• PROBLEM TO SOLVE:
Return all the data, word for word.

•••

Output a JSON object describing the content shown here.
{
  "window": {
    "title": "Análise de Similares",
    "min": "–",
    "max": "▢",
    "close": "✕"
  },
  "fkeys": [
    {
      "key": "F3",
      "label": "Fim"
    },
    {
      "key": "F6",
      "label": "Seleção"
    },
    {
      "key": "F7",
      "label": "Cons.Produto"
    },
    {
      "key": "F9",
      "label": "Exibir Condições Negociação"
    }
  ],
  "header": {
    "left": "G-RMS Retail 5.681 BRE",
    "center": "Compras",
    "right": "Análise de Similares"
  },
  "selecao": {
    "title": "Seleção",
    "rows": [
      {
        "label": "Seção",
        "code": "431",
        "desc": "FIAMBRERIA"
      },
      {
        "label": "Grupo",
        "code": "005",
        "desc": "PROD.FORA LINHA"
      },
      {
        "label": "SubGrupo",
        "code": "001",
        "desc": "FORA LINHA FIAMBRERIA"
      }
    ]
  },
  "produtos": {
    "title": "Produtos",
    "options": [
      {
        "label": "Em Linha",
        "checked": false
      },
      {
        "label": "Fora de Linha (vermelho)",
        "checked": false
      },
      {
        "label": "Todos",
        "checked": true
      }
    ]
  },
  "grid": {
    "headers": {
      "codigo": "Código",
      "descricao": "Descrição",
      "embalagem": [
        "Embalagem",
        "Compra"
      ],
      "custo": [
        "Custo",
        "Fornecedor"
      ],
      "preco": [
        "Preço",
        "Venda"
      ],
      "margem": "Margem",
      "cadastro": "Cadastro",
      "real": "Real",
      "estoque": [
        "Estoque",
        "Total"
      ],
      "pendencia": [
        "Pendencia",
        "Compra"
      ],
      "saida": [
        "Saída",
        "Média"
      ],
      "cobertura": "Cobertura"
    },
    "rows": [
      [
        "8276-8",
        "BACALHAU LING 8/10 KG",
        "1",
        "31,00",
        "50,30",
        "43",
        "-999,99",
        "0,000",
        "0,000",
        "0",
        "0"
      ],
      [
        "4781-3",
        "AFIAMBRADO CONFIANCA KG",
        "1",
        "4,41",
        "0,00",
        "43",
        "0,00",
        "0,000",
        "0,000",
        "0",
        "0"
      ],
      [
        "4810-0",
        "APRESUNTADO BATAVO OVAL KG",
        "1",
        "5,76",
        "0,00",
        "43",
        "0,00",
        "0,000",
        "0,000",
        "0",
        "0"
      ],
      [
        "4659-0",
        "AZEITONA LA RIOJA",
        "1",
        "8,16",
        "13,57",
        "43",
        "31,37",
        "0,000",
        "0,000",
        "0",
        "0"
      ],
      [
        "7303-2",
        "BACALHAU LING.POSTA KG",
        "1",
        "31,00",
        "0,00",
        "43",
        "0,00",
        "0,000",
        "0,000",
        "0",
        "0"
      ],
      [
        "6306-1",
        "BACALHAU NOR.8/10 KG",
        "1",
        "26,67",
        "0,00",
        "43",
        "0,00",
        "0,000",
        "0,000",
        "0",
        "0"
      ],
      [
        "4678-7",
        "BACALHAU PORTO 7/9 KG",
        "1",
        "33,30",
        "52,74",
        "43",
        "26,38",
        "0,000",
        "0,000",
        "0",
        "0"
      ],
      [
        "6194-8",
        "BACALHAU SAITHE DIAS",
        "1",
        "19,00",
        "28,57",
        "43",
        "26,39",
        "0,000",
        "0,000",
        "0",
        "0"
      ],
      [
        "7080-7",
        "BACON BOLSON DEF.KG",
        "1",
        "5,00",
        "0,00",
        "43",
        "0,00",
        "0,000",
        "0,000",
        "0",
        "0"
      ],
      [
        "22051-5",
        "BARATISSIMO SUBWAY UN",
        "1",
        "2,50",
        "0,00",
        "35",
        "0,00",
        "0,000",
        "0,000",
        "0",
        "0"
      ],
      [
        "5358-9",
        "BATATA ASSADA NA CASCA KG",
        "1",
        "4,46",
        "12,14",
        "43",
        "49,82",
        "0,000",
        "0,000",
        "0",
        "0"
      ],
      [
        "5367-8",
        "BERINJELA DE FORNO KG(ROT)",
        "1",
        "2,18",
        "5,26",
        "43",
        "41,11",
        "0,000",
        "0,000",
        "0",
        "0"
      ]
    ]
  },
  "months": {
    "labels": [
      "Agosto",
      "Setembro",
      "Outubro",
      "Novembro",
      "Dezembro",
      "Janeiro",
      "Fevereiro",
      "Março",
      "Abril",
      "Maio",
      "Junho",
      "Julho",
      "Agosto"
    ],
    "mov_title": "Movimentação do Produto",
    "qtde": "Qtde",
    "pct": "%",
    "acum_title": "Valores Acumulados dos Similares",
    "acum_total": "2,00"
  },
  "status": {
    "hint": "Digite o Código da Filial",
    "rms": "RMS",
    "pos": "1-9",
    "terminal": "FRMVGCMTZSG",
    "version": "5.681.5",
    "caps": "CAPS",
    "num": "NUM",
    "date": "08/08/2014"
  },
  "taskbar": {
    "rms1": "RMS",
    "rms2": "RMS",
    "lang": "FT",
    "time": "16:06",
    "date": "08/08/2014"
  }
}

•••

• EXERCISE RESPONSE:
Output a JSON object describing the content shown here.
{
  "window": {
    "title": "Análise de Similares",
    "min": "–",
    "max": "▢",
    "close": "✕"
  },
  "fkeys": [
    {
      "key": "F3",
      "label": "Fim"
    },
    {
      "key": "F6",
      "label": "Seleção"
    },
    {
      "key": "F7",
      "label": "Cons.Produto"
    },
    {
      "key": "F9",
      "label": "Exibir Condições Negociação"
    }
  ],
  "header": {
    "left": "G-RMS Retail 5.681 BRE",
    "center": "Compras",
    "right": "Análise de Similares"
  },
  "selecao": {
    "title": "Seleção",
    "rows": [
      {
        "label": "Seção",
        "code": "431",
        "desc": "FIAMBRERIA"
      },
      {
        "label": "Grupo",
        "code": "005",
        "desc": "PROD.FORA LINHA"
      },
      {
        "label": "SubGrupo",
        "code": "001",
        "desc": "FORA LINHA FIAMBRERIA"
      }
    ]
  },
  "produtos": {
    "title": "Produtos",
    "options": [
      {
        "label": "Em Linha",
        "checked": false
      },
      {
        "label": "Fora de Linha (vermelho)",
        "checked": false
      },
      {
        "label": "Todos",
        "checked": true
      }
    ]
  },
  "grid": {
    "headers": {
      "codigo": "Código",
      "descricao": "Descrição",
      "embalagem": [
        "Embalagem",
        "Compra"
      ],
      "custo": [
        "Custo",
        "Fornecedor"
      ],
      "preco": [
        "Preço",
        "Venda"
      ],
      "margem": "Margem",
      "cadastro": "Cadastro",
      "real": "Real",
      "estoque": [
        "Estoque",
        "Total"
      ],
      "pendencia": [
        "Pendencia",
        "Compra"
      ],
      "saida": [
        "Saída",
        "Média"
      ],
      "cobertura": "Cobertura"
    },
    "rows": [
      [
        "8276-8",
        "BACALHAU LING 8/10 KG",
        "1",
        "31,00",
        "50,30",
        "43",
        "-999,99",
        "0,000",
        "0,000",
        "0",
        "0"
      ],
      [
        "4781-3",
        "AFIAMBRADO CONFIANCA KG",
        "1",
        "4,41",
        "0,00",
        "43",
        "0,00",
        "0,000",
        "0,000",
        "0",
        "0"
      ],
      [
        "4810-0",
        "APRESUNTADO BATAVO OVAL KG",
        "1",
        "5,76",
        "0,00",
        "43",
        "0,00",
        "0,000",
        "0,000",
        "0",
        "0"
      ],
      [
        "4659-0",
        "AZEITONA LA RIOJA",
        "1",
        "8,16",
        "13,57",
        "43",
        "31,37",
        "0,000",
        "0,000",
        "0",
        "0"
      ],
      [
        "7303-2",
        "BACALHAU LING.POSTA KG",
        "1",
        "31,00",
        "0,00",
        "43",
        "0,00",
        "0,000",
        "0,000",
        "0",
        "0"
      ],
      [
        "6306-1",
        "BACALHAU NOR.8/10 KG",
        "1",
        "26,67",
        "0,00",
        "43",
        "0,00",
        "0,000",
        "0,000",
        "0",
        "0"
      ],
      [
        "4678-7",
        "BACALHAU PORTO 7/9 KG",
        "1",
        "33,30",
        "52,74",
        "43",
        "26,38",
        "0,000",
        "0,000",
        "0",
        "0"
      ],
      [
        "6194-8",
        "BACALHAU SAITHE DIAS",
        "1",
        "19,00",
        "28,57",
        "43",
        "26,39",
        "0,000",
        "0,000",
        "0",
        "0"
      ],
      [
        "7080-7",
        "BACON BOLSON DEF.KG",
        "1",
        "5,00",
        "0,00",
        "43",
        "0,00",
        "0,000",
        "0,000",
        "0",
        "0"
      ],
      [
        "22051-5",
        "BARATISSIMO SUBWAY UN",
        "1",
        "2,50",
        "0,00",
        "35",
        "0,00",
        "0,000",
        "0,000",
        "0",
        "0"
      ],
      [
        "5358-9",
        "BATATA ASSADA NA CASCA KG",
        "1",
        "4,46",
        "12,14",
        "43",
        "49,82",
        "0,000",
        "0,000",
        "0",
        "0"
      ],
      [
        "5367-8",
        "BERINJELA DE FORNO KG(ROT)",
        "1",
        "2,18",
        "5,26",
        "43",
        "41,11",
        "0,000",
        "0,000",
        "0",
        "0"
      ]
    ]
  },
  "months": {
    "labels": [
      "Agosto",
      "Setembro",
      "Outubro",
      "Novembro",
      "Dezembro",
      "Janeiro",
      "Fevereiro",
      "Março",
      "Abril",
      "Maio",
      "Junho",
      "Julho",
      "Agosto"
    ],
    "mov_title": "Movimentação do Produto",
    "qtde": "Qtde",
    "pct": "%",
    "acum_title": "Valores Acumulados dos Similares",
    "acum_total": "2,00"
  },
  "status": {
    "hint": "Digite o Código da Filial",
    "rms": "RMS",
    "pos": "1-9",
    "terminal": "FRMVGCMTZSG",
    "version": "5.681.5",
    "caps": "CAPS",
    "num": "NUM",
    "date": "08/08/2014"
  },
  "taskbar": {
    "rms1": "RMS",
    "rms2": "RMS",
    "lang": "FT",
    "time": "16:06",
    "date": "08/08/2014"
  }
}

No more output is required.